**RECORDS PROVIDED:**

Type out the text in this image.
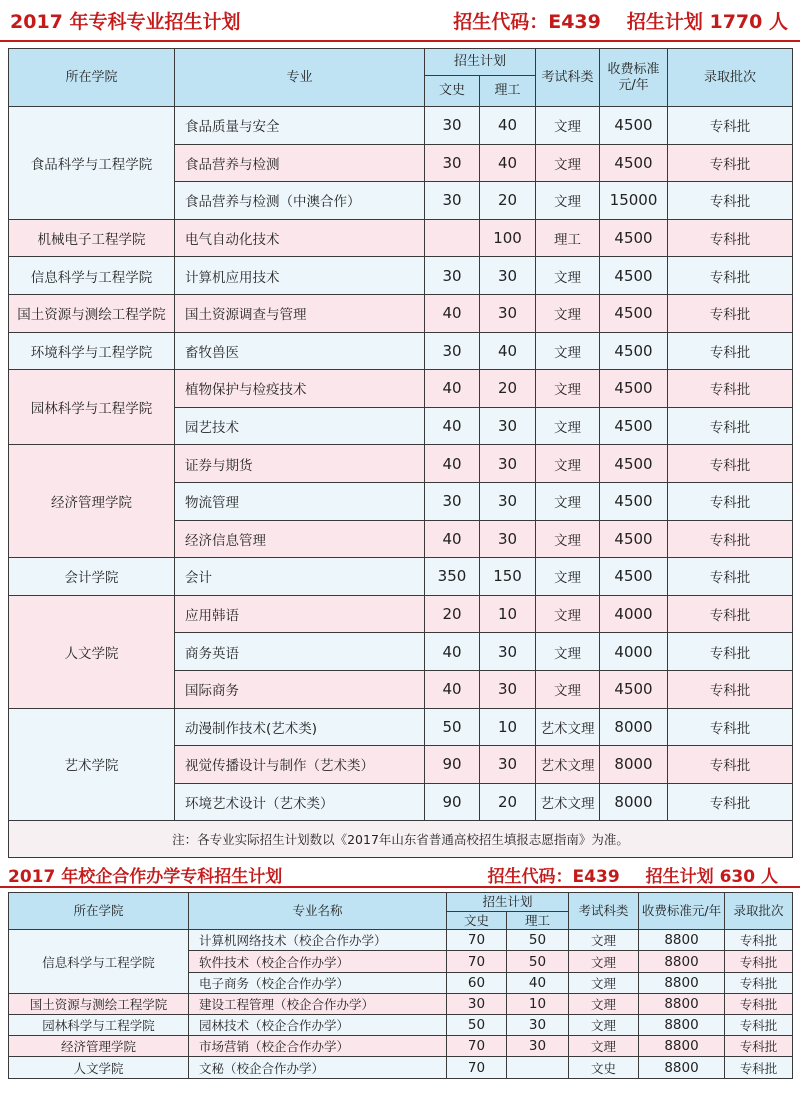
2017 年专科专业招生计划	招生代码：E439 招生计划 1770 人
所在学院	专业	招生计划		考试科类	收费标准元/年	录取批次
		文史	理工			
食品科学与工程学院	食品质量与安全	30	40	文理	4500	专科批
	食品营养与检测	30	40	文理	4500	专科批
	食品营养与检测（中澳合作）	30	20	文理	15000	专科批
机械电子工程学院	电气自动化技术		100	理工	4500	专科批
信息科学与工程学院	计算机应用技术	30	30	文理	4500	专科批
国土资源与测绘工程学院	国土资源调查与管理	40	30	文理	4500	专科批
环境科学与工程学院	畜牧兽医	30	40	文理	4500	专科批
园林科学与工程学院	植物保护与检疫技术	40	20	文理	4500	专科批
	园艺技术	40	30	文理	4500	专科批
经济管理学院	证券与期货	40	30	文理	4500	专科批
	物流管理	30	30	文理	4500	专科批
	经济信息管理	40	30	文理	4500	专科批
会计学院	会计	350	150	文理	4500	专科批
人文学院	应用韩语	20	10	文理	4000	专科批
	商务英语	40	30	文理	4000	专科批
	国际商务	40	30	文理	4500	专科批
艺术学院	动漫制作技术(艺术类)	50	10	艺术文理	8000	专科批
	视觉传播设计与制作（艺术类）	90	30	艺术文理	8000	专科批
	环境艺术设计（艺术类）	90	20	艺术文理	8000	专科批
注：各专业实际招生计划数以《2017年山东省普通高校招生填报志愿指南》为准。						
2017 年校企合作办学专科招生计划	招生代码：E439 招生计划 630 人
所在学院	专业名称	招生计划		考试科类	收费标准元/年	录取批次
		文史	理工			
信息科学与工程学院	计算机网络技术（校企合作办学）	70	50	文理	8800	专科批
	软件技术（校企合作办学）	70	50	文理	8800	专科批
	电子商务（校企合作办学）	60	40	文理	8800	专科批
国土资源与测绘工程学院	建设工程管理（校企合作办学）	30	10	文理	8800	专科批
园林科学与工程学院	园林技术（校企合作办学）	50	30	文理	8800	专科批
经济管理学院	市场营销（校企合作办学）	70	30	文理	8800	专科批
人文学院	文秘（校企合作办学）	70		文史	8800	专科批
==
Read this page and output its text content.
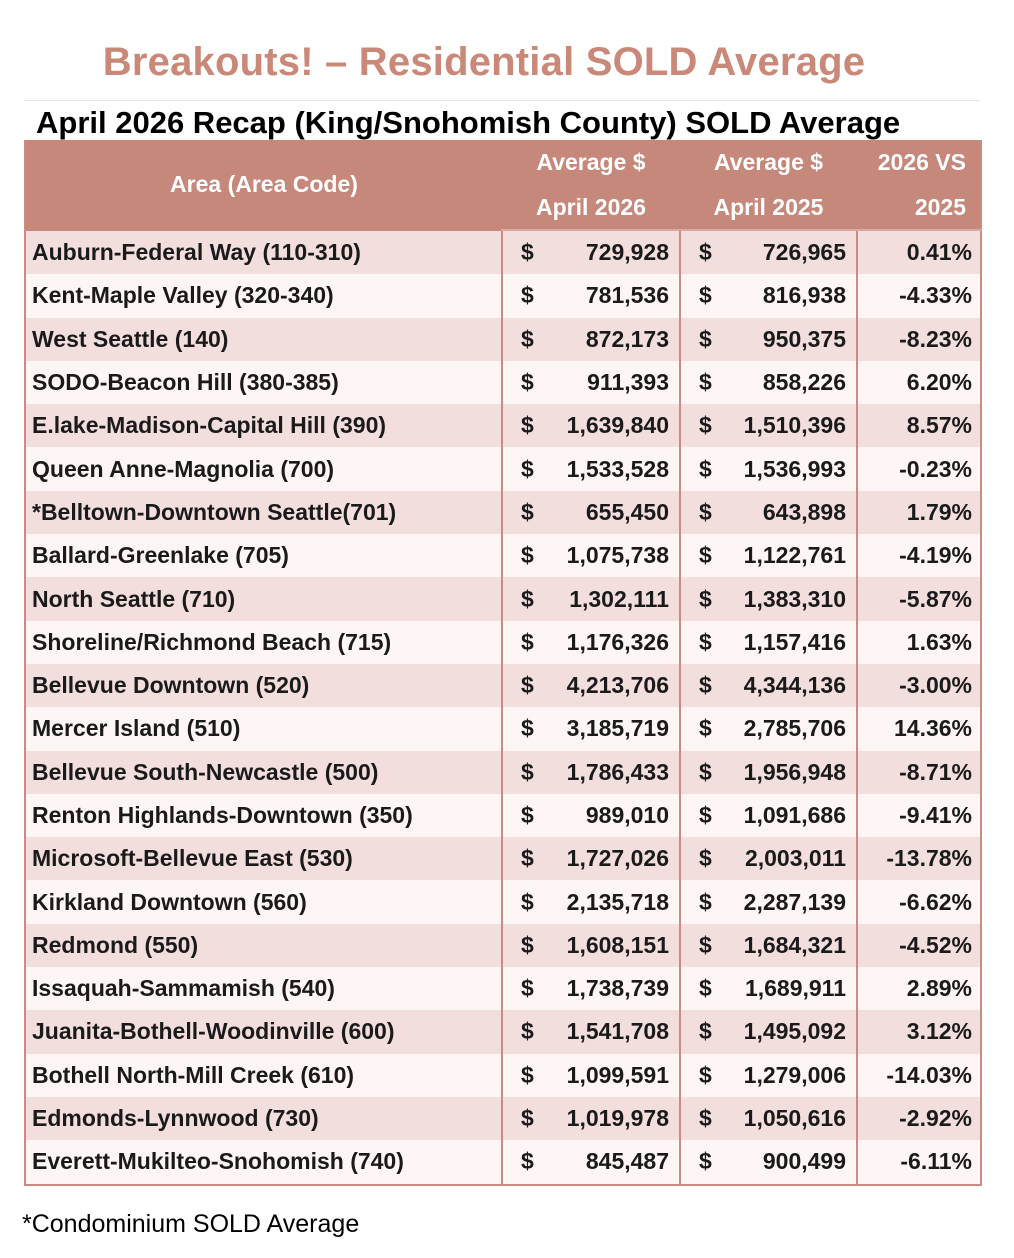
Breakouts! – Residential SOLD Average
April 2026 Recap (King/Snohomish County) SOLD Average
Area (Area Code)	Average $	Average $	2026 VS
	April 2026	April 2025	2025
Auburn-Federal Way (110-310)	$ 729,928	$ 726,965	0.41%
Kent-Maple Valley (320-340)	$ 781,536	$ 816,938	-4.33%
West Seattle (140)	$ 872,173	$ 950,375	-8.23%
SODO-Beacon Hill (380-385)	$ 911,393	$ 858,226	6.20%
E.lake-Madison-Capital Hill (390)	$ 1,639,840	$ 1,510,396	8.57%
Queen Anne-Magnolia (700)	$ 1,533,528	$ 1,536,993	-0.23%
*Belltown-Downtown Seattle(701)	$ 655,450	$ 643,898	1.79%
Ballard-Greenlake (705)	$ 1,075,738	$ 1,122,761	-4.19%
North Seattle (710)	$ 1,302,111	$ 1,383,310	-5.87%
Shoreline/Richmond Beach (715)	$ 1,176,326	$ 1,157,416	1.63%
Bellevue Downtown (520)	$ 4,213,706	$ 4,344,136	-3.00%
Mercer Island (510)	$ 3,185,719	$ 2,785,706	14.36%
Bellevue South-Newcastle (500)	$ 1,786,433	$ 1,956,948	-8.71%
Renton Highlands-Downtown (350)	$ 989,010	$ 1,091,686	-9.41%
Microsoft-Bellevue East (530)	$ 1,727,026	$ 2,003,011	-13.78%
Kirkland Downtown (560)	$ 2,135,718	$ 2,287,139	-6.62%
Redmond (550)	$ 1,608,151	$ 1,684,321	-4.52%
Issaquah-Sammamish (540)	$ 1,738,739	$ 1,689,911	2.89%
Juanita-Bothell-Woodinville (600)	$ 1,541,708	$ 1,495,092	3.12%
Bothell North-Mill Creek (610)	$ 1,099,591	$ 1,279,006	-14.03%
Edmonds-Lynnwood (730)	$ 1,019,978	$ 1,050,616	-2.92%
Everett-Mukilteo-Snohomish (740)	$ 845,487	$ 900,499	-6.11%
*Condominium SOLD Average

**INSTRUCTION:**
Look through the entries above and list every line containing "Seattle".

**EXERCISE RESPONSE:**
West Seattle (140)	$ 872,173	$ 950,375	-8.23%
*Belltown-Downtown Seattle(701)	$ 655,450	$ 643,898	1.79%
North Seattle (710)	$ 1,302,111	$ 1,383,310	-5.87%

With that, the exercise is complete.